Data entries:
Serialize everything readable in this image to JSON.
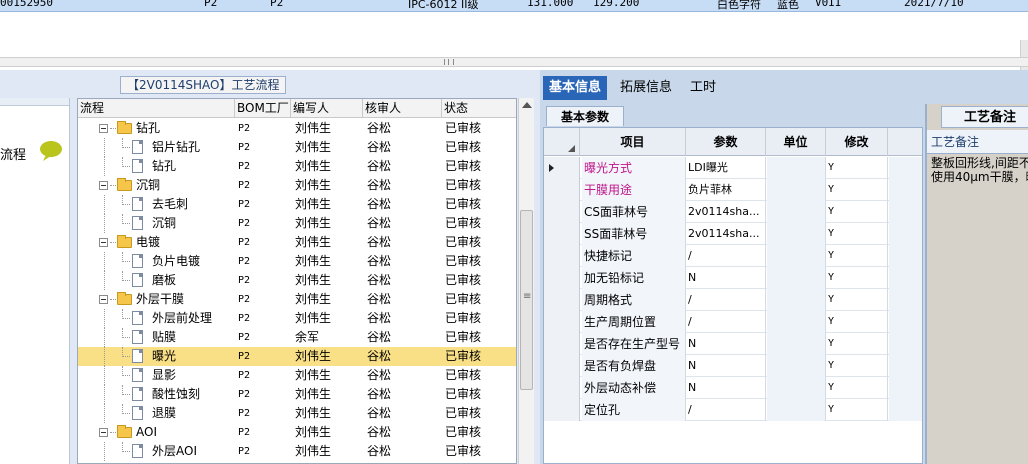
{
  "top_row": {
    "id": "00152950",
    "f1": "P2",
    "f2": "P2",
    "f3": "IPC-6012 II级",
    "f4": "131.000",
    "f5": "129.200",
    "f6": "白色字符",
    "f7": "蓝色",
    "f8": "V0II",
    "f9": "2021/7/10"
  },
  "flow_title": "【2V0114SHAO】工艺流程",
  "left_strip_label": "流程",
  "tree": {
    "headers": {
      "flow": "流程",
      "bom": "BOM工厂",
      "writer": "编写人",
      "reviewer": "核审人",
      "status": "状态"
    },
    "rows": [
      {
        "name": "钻孔",
        "bom": "P2",
        "writer": "刘伟生",
        "reviewer": "谷松",
        "status": "已审核",
        "type": "folder"
      },
      {
        "name": "铝片钻孔",
        "bom": "P2",
        "writer": "刘伟生",
        "reviewer": "谷松",
        "status": "已审核",
        "type": "doc"
      },
      {
        "name": "钻孔",
        "bom": "P2",
        "writer": "刘伟生",
        "reviewer": "谷松",
        "status": "已审核",
        "type": "doc"
      },
      {
        "name": "沉铜",
        "bom": "P2",
        "writer": "刘伟生",
        "reviewer": "谷松",
        "status": "已审核",
        "type": "folder"
      },
      {
        "name": "去毛刺",
        "bom": "P2",
        "writer": "刘伟生",
        "reviewer": "谷松",
        "status": "已审核",
        "type": "doc"
      },
      {
        "name": "沉铜",
        "bom": "P2",
        "writer": "刘伟生",
        "reviewer": "谷松",
        "status": "已审核",
        "type": "doc"
      },
      {
        "name": "电镀",
        "bom": "P2",
        "writer": "刘伟生",
        "reviewer": "谷松",
        "status": "已审核",
        "type": "folder"
      },
      {
        "name": "负片电镀",
        "bom": "P2",
        "writer": "刘伟生",
        "reviewer": "谷松",
        "status": "已审核",
        "type": "doc"
      },
      {
        "name": "磨板",
        "bom": "P2",
        "writer": "刘伟生",
        "reviewer": "谷松",
        "status": "已审核",
        "type": "doc"
      },
      {
        "name": "外层干膜",
        "bom": "P2",
        "writer": "刘伟生",
        "reviewer": "谷松",
        "status": "已审核",
        "type": "folder"
      },
      {
        "name": "外层前处理",
        "bom": "P2",
        "writer": "刘伟生",
        "reviewer": "谷松",
        "status": "已审核",
        "type": "doc"
      },
      {
        "name": "贴膜",
        "bom": "P2",
        "writer": "余军",
        "reviewer": "谷松",
        "status": "已审核",
        "type": "doc"
      },
      {
        "name": "曝光",
        "bom": "P2",
        "writer": "刘伟生",
        "reviewer": "谷松",
        "status": "已审核",
        "type": "doc",
        "selected": true
      },
      {
        "name": "显影",
        "bom": "P2",
        "writer": "刘伟生",
        "reviewer": "谷松",
        "status": "已审核",
        "type": "doc"
      },
      {
        "name": "酸性蚀刻",
        "bom": "P2",
        "writer": "刘伟生",
        "reviewer": "谷松",
        "status": "已审核",
        "type": "doc"
      },
      {
        "name": "退膜",
        "bom": "P2",
        "writer": "刘伟生",
        "reviewer": "谷松",
        "status": "已审核",
        "type": "doc"
      },
      {
        "name": "AOI",
        "bom": "P2",
        "writer": "刘伟生",
        "reviewer": "谷松",
        "status": "已审核",
        "type": "folder"
      },
      {
        "name": "外层AOI",
        "bom": "P2",
        "writer": "刘伟生",
        "reviewer": "谷松",
        "status": "已审核",
        "type": "doc"
      }
    ]
  },
  "tabs": [
    "基本信息",
    "拓展信息",
    "工时"
  ],
  "subtab": "基本参数",
  "grid": {
    "headers": {
      "item": "项目",
      "param": "参数",
      "unit": "单位",
      "modify": "修改"
    },
    "rows": [
      {
        "item": "曝光方式",
        "param": "LDI曝光",
        "unit": "",
        "modify": "Y",
        "highlight": true
      },
      {
        "item": "干膜用途",
        "param": "负片菲林",
        "unit": "",
        "modify": "Y",
        "highlight": true
      },
      {
        "item": "CS面菲林号",
        "param": "2v0114sha...",
        "unit": "",
        "modify": "Y"
      },
      {
        "item": "SS面菲林号",
        "param": "2v0114sha...",
        "unit": "",
        "modify": "Y"
      },
      {
        "item": "快捷标记",
        "param": "/",
        "unit": "",
        "modify": "Y"
      },
      {
        "item": "加无铅标记",
        "param": "N",
        "unit": "",
        "modify": "Y"
      },
      {
        "item": "周期格式",
        "param": "/",
        "unit": "",
        "modify": "Y"
      },
      {
        "item": "生产周期位置",
        "param": "/",
        "unit": "",
        "modify": "Y"
      },
      {
        "item": "是否存在生产型号",
        "param": "N",
        "unit": "",
        "modify": "Y"
      },
      {
        "item": "是否有负焊盘",
        "param": "N",
        "unit": "",
        "modify": "Y"
      },
      {
        "item": "外层动态补偿",
        "param": "N",
        "unit": "",
        "modify": "Y"
      },
      {
        "item": "定位孔",
        "param": "/",
        "unit": "",
        "modify": "Y"
      }
    ]
  },
  "notes": {
    "tab": "工艺备注",
    "label": "工艺备注",
    "line1": "整板回形线,间距不",
    "line2": "使用40μm干膜，曝"
  },
  "colors": {
    "tab_active": "#2a66b7",
    "selected_row": "#f9df86",
    "highlight_text": "#c0158b"
  }
}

_WRITTEN TASK_.
Working from the material above, transcribe it exactly while omitting pictures.

_RESULT FOR THIS EXERCISE_.
Serialize everything readable in this image to JSON.
{
  "top_row": {
    "id": "00152950",
    "f1": "P2",
    "f2": "P2",
    "f3": "IPC-6012 II级",
    "f4": "131.000",
    "f5": "129.200",
    "f6": "白色字符",
    "f7": "蓝色",
    "f8": "V0II",
    "f9": "2021/7/10"
  },
  "flow_title": "【2V0114SHAO】工艺流程",
  "left_strip_label": "流程",
  "tree": {
    "headers": {
      "flow": "流程",
      "bom": "BOM工厂",
      "writer": "编写人",
      "reviewer": "核审人",
      "status": "状态"
    },
    "rows": [
      {
        "name": "钻孔",
        "bom": "P2",
        "writer": "刘伟生",
        "reviewer": "谷松",
        "status": "已审核",
        "type": "folder"
      },
      {
        "name": "铝片钻孔",
        "bom": "P2",
        "writer": "刘伟生",
        "reviewer": "谷松",
        "status": "已审核",
        "type": "doc"
      },
      {
        "name": "钻孔",
        "bom": "P2",
        "writer": "刘伟生",
        "reviewer": "谷松",
        "status": "已审核",
        "type": "doc"
      },
      {
        "name": "沉铜",
        "bom": "P2",
        "writer": "刘伟生",
        "reviewer": "谷松",
        "status": "已审核",
        "type": "folder"
      },
      {
        "name": "去毛刺",
        "bom": "P2",
        "writer": "刘伟生",
        "reviewer": "谷松",
        "status": "已审核",
        "type": "doc"
      },
      {
        "name": "沉铜",
        "bom": "P2",
        "writer": "刘伟生",
        "reviewer": "谷松",
        "status": "已审核",
        "type": "doc"
      },
      {
        "name": "电镀",
        "bom": "P2",
        "writer": "刘伟生",
        "reviewer": "谷松",
        "status": "已审核",
        "type": "folder"
      },
      {
        "name": "负片电镀",
        "bom": "P2",
        "writer": "刘伟生",
        "reviewer": "谷松",
        "status": "已审核",
        "type": "doc"
      },
      {
        "name": "磨板",
        "bom": "P2",
        "writer": "刘伟生",
        "reviewer": "谷松",
        "status": "已审核",
        "type": "doc"
      },
      {
        "name": "外层干膜",
        "bom": "P2",
        "writer": "刘伟生",
        "reviewer": "谷松",
        "status": "已审核",
        "type": "folder"
      },
      {
        "name": "外层前处理",
        "bom": "P2",
        "writer": "刘伟生",
        "reviewer": "谷松",
        "status": "已审核",
        "type": "doc"
      },
      {
        "name": "贴膜",
        "bom": "P2",
        "writer": "余军",
        "reviewer": "谷松",
        "status": "已审核",
        "type": "doc"
      },
      {
        "name": "曝光",
        "bom": "P2",
        "writer": "刘伟生",
        "reviewer": "谷松",
        "status": "已审核",
        "type": "doc",
        "selected": true
      },
      {
        "name": "显影",
        "bom": "P2",
        "writer": "刘伟生",
        "reviewer": "谷松",
        "status": "已审核",
        "type": "doc"
      },
      {
        "name": "酸性蚀刻",
        "bom": "P2",
        "writer": "刘伟生",
        "reviewer": "谷松",
        "status": "已审核",
        "type": "doc"
      },
      {
        "name": "退膜",
        "bom": "P2",
        "writer": "刘伟生",
        "reviewer": "谷松",
        "status": "已审核",
        "type": "doc"
      },
      {
        "name": "AOI",
        "bom": "P2",
        "writer": "刘伟生",
        "reviewer": "谷松",
        "status": "已审核",
        "type": "folder"
      },
      {
        "name": "外层AOI",
        "bom": "P2",
        "writer": "刘伟生",
        "reviewer": "谷松",
        "status": "已审核",
        "type": "doc"
      }
    ]
  },
  "tabs": [
    "基本信息",
    "拓展信息",
    "工时"
  ],
  "subtab": "基本参数",
  "grid": {
    "headers": {
      "item": "项目",
      "param": "参数",
      "unit": "单位",
      "modify": "修改"
    },
    "rows": [
      {
        "item": "曝光方式",
        "param": "LDI曝光",
        "unit": "",
        "modify": "Y",
        "highlight": true
      },
      {
        "item": "干膜用途",
        "param": "负片菲林",
        "unit": "",
        "modify": "Y",
        "highlight": true
      },
      {
        "item": "CS面菲林号",
        "param": "2v0114sha...",
        "unit": "",
        "modify": "Y"
      },
      {
        "item": "SS面菲林号",
        "param": "2v0114sha...",
        "unit": "",
        "modify": "Y"
      },
      {
        "item": "快捷标记",
        "param": "/",
        "unit": "",
        "modify": "Y"
      },
      {
        "item": "加无铅标记",
        "param": "N",
        "unit": "",
        "modify": "Y"
      },
      {
        "item": "周期格式",
        "param": "/",
        "unit": "",
        "modify": "Y"
      },
      {
        "item": "生产周期位置",
        "param": "/",
        "unit": "",
        "modify": "Y"
      },
      {
        "item": "是否存在生产型号",
        "param": "N",
        "unit": "",
        "modify": "Y"
      },
      {
        "item": "是否有负焊盘",
        "param": "N",
        "unit": "",
        "modify": "Y"
      },
      {
        "item": "外层动态补偿",
        "param": "N",
        "unit": "",
        "modify": "Y"
      },
      {
        "item": "定位孔",
        "param": "/",
        "unit": "",
        "modify": "Y"
      }
    ]
  },
  "notes": {
    "tab": "工艺备注",
    "label": "工艺备注",
    "line1": "整板回形线,间距不",
    "line2": "使用40μm干膜，曝"
  },
  "colors": {
    "tab_active": "#2a66b7",
    "selected_row": "#f9df86",
    "highlight_text": "#c0158b"
  }
}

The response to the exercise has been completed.